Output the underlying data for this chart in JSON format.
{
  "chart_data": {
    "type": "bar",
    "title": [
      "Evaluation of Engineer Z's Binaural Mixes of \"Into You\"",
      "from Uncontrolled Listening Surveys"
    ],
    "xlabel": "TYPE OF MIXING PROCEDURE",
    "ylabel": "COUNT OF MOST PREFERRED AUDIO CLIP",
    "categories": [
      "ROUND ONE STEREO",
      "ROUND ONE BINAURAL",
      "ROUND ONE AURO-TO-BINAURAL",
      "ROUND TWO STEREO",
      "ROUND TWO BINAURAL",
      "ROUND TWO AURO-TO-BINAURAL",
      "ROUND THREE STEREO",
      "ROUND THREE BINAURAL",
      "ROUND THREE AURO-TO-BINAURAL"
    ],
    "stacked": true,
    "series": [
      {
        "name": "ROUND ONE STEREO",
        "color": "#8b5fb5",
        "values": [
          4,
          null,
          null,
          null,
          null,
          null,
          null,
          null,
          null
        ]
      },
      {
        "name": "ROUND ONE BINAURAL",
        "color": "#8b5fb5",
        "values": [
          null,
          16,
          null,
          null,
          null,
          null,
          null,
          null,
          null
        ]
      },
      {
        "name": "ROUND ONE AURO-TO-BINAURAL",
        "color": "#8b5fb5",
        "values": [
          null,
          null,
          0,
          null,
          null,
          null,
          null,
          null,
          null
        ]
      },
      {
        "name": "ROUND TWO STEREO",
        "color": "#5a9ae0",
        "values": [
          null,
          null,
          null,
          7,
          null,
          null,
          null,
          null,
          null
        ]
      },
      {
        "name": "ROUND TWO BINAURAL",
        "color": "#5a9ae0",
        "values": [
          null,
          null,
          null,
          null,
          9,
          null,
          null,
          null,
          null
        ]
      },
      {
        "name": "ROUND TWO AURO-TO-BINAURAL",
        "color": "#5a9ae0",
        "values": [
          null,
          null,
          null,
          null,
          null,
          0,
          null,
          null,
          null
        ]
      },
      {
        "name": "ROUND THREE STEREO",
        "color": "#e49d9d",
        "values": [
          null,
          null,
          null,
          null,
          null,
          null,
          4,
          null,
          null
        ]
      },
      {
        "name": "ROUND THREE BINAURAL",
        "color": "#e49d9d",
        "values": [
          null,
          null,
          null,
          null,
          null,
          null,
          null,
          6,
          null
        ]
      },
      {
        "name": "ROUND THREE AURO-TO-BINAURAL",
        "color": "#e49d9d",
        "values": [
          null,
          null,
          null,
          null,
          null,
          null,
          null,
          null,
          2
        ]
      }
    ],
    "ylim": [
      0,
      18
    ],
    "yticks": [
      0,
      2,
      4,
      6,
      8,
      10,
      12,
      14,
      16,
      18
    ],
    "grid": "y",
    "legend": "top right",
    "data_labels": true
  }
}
____
» What the task requires
State how many lines above contain the string "THREE", with no other words.

» Task solution
6